(Record set)
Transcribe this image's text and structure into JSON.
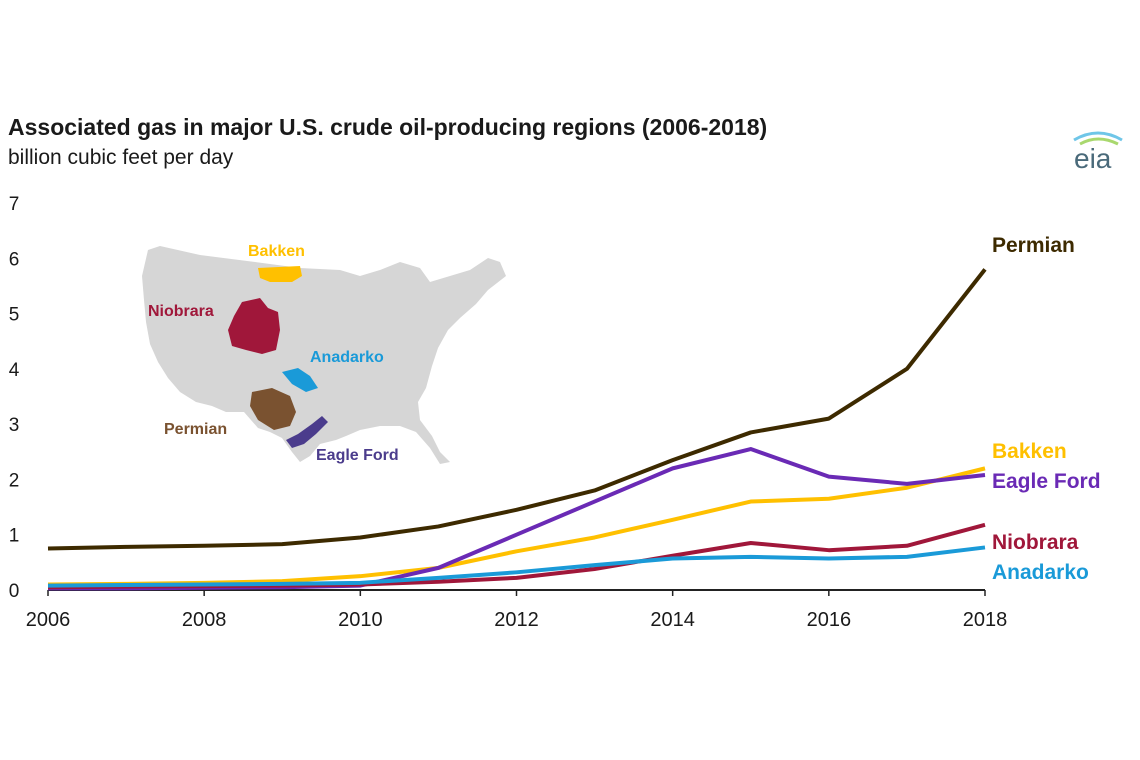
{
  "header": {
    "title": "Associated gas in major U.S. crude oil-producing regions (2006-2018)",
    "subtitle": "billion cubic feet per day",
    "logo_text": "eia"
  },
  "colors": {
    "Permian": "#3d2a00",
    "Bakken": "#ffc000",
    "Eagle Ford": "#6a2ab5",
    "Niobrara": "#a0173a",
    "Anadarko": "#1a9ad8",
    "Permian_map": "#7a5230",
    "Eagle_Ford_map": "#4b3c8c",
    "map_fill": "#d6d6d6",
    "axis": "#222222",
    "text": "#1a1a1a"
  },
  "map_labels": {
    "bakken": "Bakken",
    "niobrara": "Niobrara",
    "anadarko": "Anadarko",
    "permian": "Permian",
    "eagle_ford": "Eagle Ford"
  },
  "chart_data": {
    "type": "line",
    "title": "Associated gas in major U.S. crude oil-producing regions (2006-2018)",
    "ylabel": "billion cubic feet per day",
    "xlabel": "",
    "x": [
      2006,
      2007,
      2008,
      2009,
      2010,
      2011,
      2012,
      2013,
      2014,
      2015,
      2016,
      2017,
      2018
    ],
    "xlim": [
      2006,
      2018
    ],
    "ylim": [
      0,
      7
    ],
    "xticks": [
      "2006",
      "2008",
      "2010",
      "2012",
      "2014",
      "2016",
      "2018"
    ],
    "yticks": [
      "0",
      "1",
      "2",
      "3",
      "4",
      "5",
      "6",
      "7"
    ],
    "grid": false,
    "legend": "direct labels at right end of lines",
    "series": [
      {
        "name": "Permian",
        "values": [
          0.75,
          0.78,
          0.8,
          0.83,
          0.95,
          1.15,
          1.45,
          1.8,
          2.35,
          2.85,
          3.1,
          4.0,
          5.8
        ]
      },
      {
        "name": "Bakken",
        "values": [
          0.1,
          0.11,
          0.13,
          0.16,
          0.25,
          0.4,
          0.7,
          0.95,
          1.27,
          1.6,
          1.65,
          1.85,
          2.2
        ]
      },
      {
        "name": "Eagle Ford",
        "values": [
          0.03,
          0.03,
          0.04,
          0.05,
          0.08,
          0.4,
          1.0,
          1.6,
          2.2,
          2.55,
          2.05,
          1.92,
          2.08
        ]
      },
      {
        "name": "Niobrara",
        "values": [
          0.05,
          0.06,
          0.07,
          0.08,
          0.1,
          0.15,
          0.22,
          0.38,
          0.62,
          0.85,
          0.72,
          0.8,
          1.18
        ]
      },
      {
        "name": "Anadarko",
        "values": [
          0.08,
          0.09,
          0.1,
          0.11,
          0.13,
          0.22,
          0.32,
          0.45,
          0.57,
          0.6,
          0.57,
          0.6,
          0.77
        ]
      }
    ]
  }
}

(Exercise prompt) Report how many lines in the records above contain the word "name", giving only the number.

(The reply) 5